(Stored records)

#####

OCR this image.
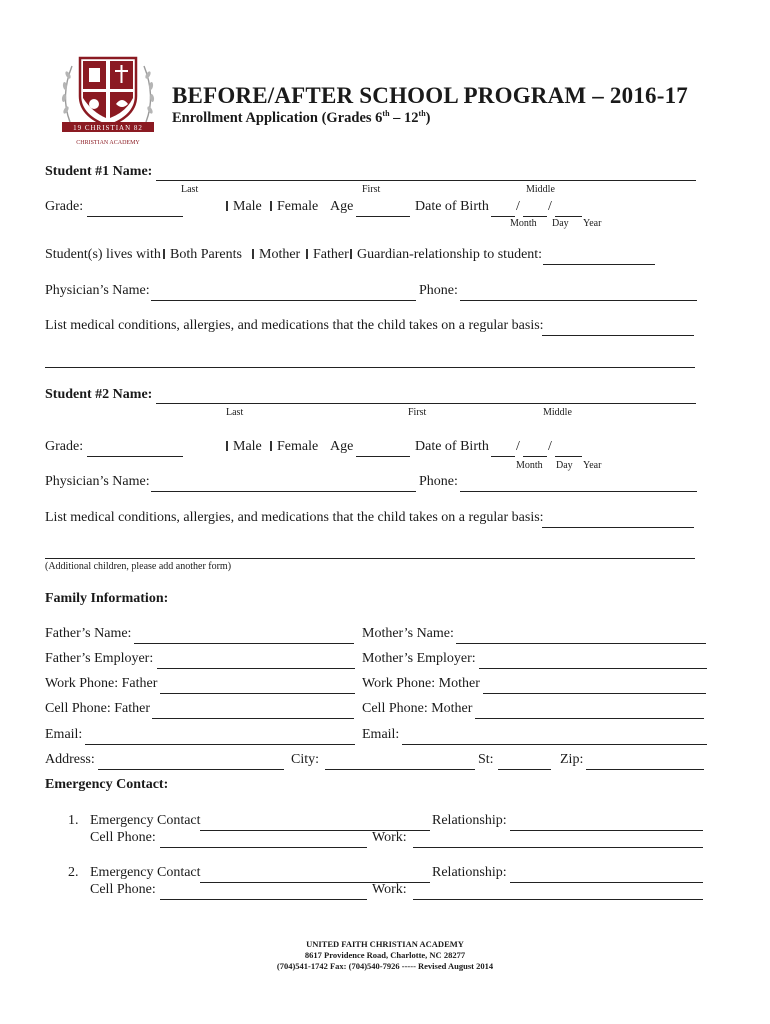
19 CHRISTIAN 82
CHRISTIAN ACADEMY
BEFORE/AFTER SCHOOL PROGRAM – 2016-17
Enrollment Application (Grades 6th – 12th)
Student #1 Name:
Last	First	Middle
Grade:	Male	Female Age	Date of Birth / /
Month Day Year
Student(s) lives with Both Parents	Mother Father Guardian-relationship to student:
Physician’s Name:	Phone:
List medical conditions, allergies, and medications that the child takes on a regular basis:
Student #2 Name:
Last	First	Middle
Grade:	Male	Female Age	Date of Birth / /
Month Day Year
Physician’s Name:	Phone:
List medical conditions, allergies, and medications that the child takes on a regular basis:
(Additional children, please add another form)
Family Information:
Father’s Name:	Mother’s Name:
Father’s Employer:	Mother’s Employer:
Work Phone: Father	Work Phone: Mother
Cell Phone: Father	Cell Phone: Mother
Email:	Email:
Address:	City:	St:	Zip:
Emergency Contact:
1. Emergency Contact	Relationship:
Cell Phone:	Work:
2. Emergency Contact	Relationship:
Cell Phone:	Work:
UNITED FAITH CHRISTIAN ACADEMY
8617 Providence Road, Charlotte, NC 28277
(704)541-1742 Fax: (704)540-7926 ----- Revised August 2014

#####

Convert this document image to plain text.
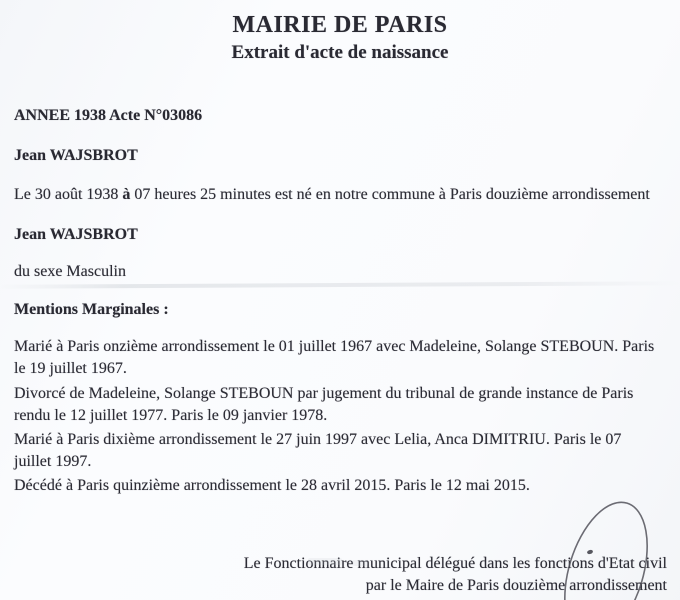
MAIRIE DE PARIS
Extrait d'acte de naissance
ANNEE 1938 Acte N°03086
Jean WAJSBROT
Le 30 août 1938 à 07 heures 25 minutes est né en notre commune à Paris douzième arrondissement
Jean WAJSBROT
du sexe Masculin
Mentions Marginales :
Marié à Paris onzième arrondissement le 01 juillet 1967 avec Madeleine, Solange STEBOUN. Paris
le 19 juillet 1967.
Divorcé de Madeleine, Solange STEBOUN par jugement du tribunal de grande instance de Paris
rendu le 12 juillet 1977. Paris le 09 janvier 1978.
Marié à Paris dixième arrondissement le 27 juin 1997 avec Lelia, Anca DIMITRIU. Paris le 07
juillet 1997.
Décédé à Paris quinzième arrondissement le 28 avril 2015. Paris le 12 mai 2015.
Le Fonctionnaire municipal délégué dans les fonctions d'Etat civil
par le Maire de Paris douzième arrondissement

#####

> [WHAT TO DO]: Using the material above, report each line where "Name" occurs.

> [RESULT OF THE EXERCISE]:
Student #1 Name:
Physician’s Name:	Phone:
Student #2 Name:
Physician’s Name:	Phone:
Father’s Name:	Mother’s Name:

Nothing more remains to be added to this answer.